*INFORMATION PROVIDED:*
* BEGIN *

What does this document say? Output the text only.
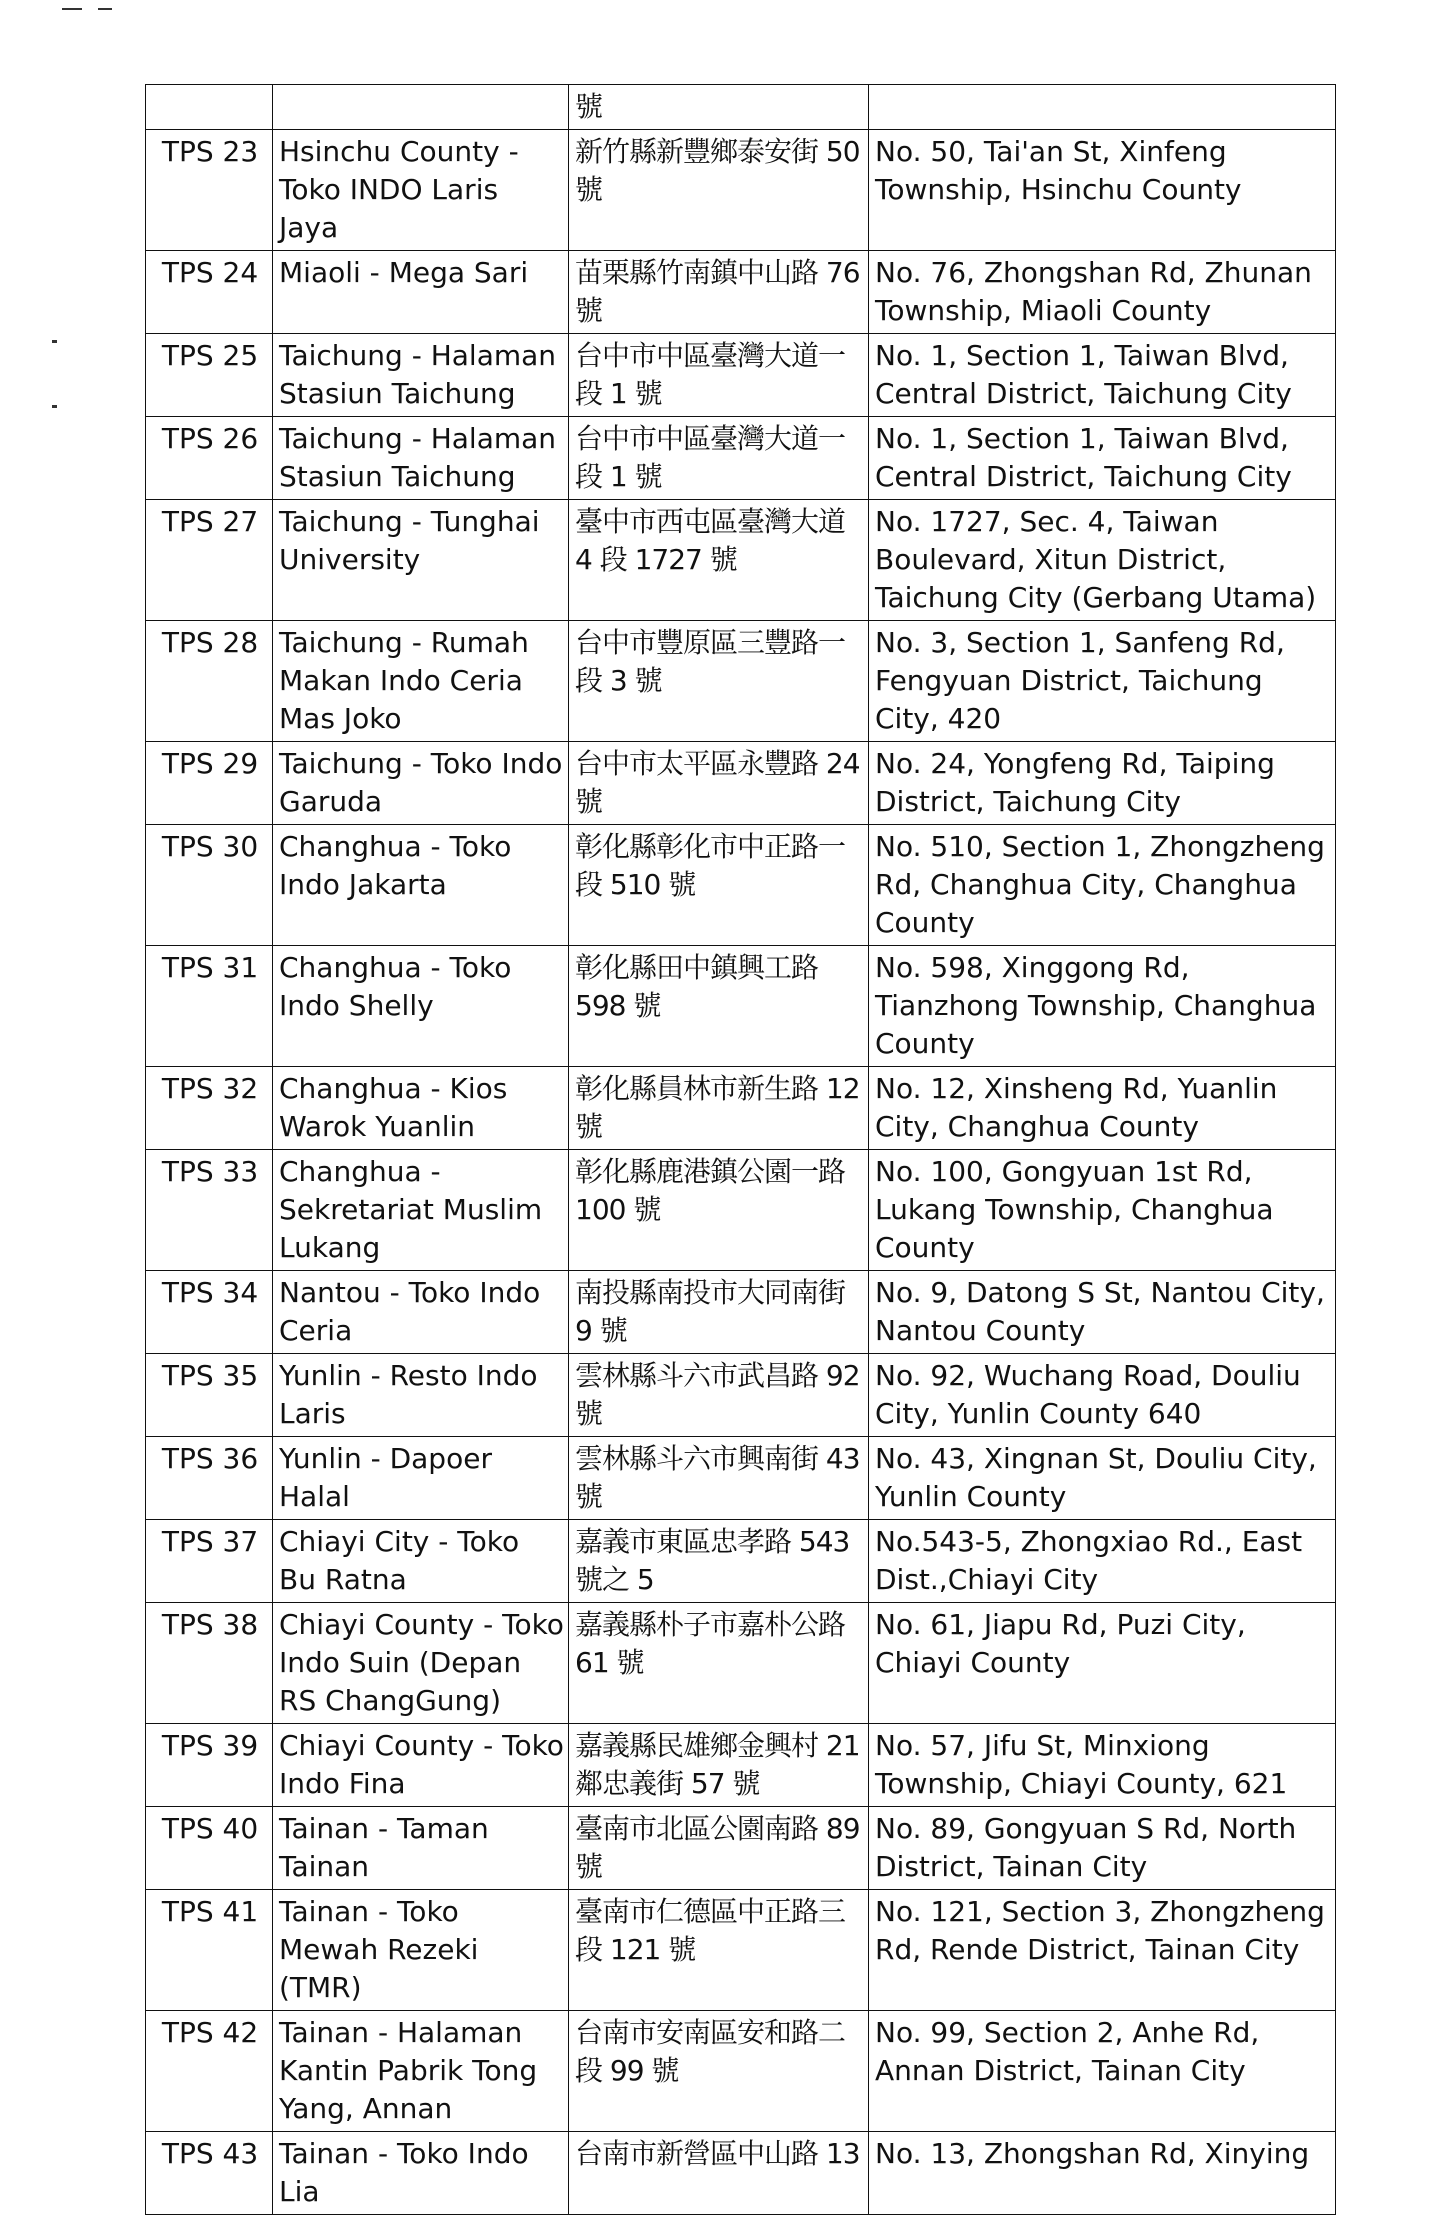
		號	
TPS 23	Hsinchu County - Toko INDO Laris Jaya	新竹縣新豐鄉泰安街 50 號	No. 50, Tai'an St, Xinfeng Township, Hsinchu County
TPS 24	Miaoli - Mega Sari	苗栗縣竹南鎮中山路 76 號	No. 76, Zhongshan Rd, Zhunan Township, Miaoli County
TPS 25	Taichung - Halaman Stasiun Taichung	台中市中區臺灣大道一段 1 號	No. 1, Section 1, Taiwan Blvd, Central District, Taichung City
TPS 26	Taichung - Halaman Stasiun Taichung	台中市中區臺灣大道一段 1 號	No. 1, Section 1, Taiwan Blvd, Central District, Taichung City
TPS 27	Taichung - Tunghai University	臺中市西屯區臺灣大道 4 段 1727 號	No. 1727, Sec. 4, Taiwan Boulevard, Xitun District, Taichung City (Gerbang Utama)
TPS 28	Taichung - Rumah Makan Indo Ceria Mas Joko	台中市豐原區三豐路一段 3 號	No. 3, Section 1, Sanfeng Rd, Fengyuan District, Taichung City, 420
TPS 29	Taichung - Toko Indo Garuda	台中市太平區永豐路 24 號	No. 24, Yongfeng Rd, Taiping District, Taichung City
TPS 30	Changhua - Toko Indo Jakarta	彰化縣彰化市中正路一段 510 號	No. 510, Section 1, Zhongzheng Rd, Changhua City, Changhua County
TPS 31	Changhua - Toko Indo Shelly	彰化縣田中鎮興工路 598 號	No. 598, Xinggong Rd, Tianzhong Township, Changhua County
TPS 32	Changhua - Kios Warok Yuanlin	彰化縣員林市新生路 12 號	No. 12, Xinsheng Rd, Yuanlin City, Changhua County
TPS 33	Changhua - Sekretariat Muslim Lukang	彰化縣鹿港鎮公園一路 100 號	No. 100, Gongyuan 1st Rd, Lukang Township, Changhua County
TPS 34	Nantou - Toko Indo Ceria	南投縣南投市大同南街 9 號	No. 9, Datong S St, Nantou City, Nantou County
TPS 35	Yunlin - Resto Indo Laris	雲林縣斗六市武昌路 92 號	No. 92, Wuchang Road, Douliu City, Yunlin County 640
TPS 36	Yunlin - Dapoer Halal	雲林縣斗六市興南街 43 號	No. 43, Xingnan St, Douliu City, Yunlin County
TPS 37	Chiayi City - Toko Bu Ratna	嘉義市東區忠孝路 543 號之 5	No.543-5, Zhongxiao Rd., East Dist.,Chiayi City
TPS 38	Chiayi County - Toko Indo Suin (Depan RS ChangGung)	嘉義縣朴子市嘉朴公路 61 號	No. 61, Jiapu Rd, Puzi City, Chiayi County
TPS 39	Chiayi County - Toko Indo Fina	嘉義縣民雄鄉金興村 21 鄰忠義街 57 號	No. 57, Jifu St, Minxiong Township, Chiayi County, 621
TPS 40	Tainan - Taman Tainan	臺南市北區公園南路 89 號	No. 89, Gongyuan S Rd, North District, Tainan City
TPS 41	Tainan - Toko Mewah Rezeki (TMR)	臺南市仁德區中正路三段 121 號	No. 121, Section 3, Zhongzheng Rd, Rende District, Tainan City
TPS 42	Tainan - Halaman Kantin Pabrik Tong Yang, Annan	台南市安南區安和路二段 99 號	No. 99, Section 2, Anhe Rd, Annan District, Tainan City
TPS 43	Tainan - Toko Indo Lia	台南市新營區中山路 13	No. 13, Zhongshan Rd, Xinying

* END *
* BEGIN *

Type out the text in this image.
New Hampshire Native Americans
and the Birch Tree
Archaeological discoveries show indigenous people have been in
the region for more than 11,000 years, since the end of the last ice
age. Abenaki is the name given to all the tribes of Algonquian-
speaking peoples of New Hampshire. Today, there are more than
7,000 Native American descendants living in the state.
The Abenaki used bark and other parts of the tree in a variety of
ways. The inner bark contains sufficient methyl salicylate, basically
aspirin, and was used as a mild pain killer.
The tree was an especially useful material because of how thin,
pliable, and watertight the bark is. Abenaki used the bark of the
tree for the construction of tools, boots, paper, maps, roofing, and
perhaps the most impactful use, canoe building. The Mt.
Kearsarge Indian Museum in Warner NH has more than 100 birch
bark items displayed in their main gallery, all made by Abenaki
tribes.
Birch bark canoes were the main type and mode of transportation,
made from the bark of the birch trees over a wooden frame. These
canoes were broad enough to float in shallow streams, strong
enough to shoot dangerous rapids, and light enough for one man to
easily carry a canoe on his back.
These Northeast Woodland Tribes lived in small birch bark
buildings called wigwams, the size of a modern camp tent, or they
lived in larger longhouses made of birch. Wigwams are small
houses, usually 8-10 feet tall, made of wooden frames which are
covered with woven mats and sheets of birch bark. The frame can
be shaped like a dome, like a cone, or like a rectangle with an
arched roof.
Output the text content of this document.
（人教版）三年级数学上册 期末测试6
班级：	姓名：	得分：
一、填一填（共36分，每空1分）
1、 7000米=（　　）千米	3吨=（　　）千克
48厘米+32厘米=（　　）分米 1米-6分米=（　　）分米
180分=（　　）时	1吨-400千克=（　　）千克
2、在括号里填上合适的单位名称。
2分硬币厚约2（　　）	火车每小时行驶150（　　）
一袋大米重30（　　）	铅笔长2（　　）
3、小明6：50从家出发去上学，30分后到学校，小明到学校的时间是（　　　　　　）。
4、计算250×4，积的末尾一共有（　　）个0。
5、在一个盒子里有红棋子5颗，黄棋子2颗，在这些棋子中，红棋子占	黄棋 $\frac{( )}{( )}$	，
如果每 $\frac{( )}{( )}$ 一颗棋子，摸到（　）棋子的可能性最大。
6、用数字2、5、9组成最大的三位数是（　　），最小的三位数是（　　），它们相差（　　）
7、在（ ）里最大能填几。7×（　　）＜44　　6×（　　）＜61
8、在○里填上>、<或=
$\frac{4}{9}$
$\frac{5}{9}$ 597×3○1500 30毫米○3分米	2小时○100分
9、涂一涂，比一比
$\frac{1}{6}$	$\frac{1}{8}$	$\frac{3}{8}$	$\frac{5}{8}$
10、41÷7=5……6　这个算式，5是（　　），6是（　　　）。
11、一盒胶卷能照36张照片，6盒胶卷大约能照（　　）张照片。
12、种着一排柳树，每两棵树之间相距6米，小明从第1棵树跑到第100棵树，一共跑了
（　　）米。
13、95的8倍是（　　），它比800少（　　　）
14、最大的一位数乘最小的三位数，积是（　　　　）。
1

* END *

*BRIEF:* Each line with the string "Zhongshan" in it needs to be found and copied.

*WRITTEN SOLUTION:*
TPS 24	Miaoli - Mega Sari	苗栗縣竹南鎮中山路 76 號	No. 76, Zhongshan Rd, Zhunan Township, Miaoli County
TPS 43	Tainan - Toko Indo Lia	台南市新營區中山路 13	No. 13, Zhongshan Rd, Xinying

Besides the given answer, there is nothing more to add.